Structured figure records:
※ ※ ※
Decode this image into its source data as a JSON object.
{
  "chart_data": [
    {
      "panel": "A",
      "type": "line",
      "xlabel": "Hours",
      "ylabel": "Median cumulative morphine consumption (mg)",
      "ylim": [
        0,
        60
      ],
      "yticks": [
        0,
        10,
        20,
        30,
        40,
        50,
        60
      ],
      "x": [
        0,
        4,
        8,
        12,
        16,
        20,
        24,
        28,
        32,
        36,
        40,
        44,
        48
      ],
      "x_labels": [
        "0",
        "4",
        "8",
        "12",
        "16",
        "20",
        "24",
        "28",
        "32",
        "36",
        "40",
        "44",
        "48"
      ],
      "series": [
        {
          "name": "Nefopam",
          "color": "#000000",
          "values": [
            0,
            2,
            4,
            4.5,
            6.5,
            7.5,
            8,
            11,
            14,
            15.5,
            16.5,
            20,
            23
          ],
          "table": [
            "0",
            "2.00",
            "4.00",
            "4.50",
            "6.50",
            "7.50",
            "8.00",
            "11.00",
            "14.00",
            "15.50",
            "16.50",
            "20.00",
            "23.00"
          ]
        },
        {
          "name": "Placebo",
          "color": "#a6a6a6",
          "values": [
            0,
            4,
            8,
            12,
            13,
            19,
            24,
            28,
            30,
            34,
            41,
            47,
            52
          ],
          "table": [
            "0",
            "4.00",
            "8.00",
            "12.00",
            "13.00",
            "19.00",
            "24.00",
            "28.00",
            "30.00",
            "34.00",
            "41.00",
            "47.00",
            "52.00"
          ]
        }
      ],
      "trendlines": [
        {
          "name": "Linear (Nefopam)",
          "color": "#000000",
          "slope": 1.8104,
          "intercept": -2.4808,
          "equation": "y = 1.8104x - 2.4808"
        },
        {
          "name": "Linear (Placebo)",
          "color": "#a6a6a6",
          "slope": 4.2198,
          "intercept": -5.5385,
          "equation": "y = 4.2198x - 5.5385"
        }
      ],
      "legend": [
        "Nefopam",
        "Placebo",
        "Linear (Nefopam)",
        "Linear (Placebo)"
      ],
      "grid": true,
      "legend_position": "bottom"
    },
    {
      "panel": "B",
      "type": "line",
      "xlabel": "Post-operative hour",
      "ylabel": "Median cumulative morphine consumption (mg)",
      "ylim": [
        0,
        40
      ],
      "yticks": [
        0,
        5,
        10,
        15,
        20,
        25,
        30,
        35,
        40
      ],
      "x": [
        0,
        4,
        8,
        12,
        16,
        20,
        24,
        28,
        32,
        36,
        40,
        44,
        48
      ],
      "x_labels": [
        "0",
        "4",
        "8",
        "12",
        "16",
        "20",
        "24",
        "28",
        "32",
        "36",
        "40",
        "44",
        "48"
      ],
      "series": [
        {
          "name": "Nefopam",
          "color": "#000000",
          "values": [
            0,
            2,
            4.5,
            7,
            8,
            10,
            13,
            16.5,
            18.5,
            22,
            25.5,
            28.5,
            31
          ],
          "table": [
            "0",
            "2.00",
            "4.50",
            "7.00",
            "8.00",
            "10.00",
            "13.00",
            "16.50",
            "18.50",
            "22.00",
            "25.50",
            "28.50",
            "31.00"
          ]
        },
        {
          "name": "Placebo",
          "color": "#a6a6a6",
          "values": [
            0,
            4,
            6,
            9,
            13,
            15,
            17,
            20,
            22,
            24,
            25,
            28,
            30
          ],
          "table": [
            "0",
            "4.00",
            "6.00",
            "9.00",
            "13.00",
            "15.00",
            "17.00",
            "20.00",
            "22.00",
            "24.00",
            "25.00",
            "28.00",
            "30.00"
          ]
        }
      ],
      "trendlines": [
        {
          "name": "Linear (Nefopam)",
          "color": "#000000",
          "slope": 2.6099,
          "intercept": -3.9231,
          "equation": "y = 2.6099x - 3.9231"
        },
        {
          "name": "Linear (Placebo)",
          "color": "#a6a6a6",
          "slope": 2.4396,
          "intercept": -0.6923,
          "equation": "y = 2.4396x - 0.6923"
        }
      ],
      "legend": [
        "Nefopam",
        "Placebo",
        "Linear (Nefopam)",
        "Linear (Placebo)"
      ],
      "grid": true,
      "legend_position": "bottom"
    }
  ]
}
※ ※ ※
Task brief: All of the records must be retyped exactly as they are.

In response:
Decode this image into its source data as a JSON object.
{
  "chart_data": [
    {
      "panel": "A",
      "type": "line",
      "xlabel": "Hours",
      "ylabel": "Median cumulative morphine consumption (mg)",
      "ylim": [
        0,
        60
      ],
      "yticks": [
        0,
        10,
        20,
        30,
        40,
        50,
        60
      ],
      "x": [
        0,
        4,
        8,
        12,
        16,
        20,
        24,
        28,
        32,
        36,
        40,
        44,
        48
      ],
      "x_labels": [
        "0",
        "4",
        "8",
        "12",
        "16",
        "20",
        "24",
        "28",
        "32",
        "36",
        "40",
        "44",
        "48"
      ],
      "series": [
        {
          "name": "Nefopam",
          "color": "#000000",
          "values": [
            0,
            2,
            4,
            4.5,
            6.5,
            7.5,
            8,
            11,
            14,
            15.5,
            16.5,
            20,
            23
          ],
          "table": [
            "0",
            "2.00",
            "4.00",
            "4.50",
            "6.50",
            "7.50",
            "8.00",
            "11.00",
            "14.00",
            "15.50",
            "16.50",
            "20.00",
            "23.00"
          ]
        },
        {
          "name": "Placebo",
          "color": "#a6a6a6",
          "values": [
            0,
            4,
            8,
            12,
            13,
            19,
            24,
            28,
            30,
            34,
            41,
            47,
            52
          ],
          "table": [
            "0",
            "4.00",
            "8.00",
            "12.00",
            "13.00",
            "19.00",
            "24.00",
            "28.00",
            "30.00",
            "34.00",
            "41.00",
            "47.00",
            "52.00"
          ]
        }
      ],
      "trendlines": [
        {
          "name": "Linear (Nefopam)",
          "color": "#000000",
          "slope": 1.8104,
          "intercept": -2.4808,
          "equation": "y = 1.8104x - 2.4808"
        },
        {
          "name": "Linear (Placebo)",
          "color": "#a6a6a6",
          "slope": 4.2198,
          "intercept": -5.5385,
          "equation": "y = 4.2198x - 5.5385"
        }
      ],
      "legend": [
        "Nefopam",
        "Placebo",
        "Linear (Nefopam)",
        "Linear (Placebo)"
      ],
      "grid": true,
      "legend_position": "bottom"
    },
    {
      "panel": "B",
      "type": "line",
      "xlabel": "Post-operative hour",
      "ylabel": "Median cumulative morphine consumption (mg)",
      "ylim": [
        0,
        40
      ],
      "yticks": [
        0,
        5,
        10,
        15,
        20,
        25,
        30,
        35,
        40
      ],
      "x": [
        0,
        4,
        8,
        12,
        16,
        20,
        24,
        28,
        32,
        36,
        40,
        44,
        48
      ],
      "x_labels": [
        "0",
        "4",
        "8",
        "12",
        "16",
        "20",
        "24",
        "28",
        "32",
        "36",
        "40",
        "44",
        "48"
      ],
      "series": [
        {
          "name": "Nefopam",
          "color": "#000000",
          "values": [
            0,
            2,
            4.5,
            7,
            8,
            10,
            13,
            16.5,
            18.5,
            22,
            25.5,
            28.5,
            31
          ],
          "table": [
            "0",
            "2.00",
            "4.50",
            "7.00",
            "8.00",
            "10.00",
            "13.00",
            "16.50",
            "18.50",
            "22.00",
            "25.50",
            "28.50",
            "31.00"
          ]
        },
        {
          "name": "Placebo",
          "color": "#a6a6a6",
          "values": [
            0,
            4,
            6,
            9,
            13,
            15,
            17,
            20,
            22,
            24,
            25,
            28,
            30
          ],
          "table": [
            "0",
            "4.00",
            "6.00",
            "9.00",
            "13.00",
            "15.00",
            "17.00",
            "20.00",
            "22.00",
            "24.00",
            "25.00",
            "28.00",
            "30.00"
          ]
        }
      ],
      "trendlines": [
        {
          "name": "Linear (Nefopam)",
          "color": "#000000",
          "slope": 2.6099,
          "intercept": -3.9231,
          "equation": "y = 2.6099x - 3.9231"
        },
        {
          "name": "Linear (Placebo)",
          "color": "#a6a6a6",
          "slope": 2.4396,
          "intercept": -0.6923,
          "equation": "y = 2.4396x - 0.6923"
        }
      ],
      "legend": [
        "Nefopam",
        "Placebo",
        "Linear (Nefopam)",
        "Linear (Placebo)"
      ],
      "grid": true,
      "legend_position": "bottom"
    }
  ]
}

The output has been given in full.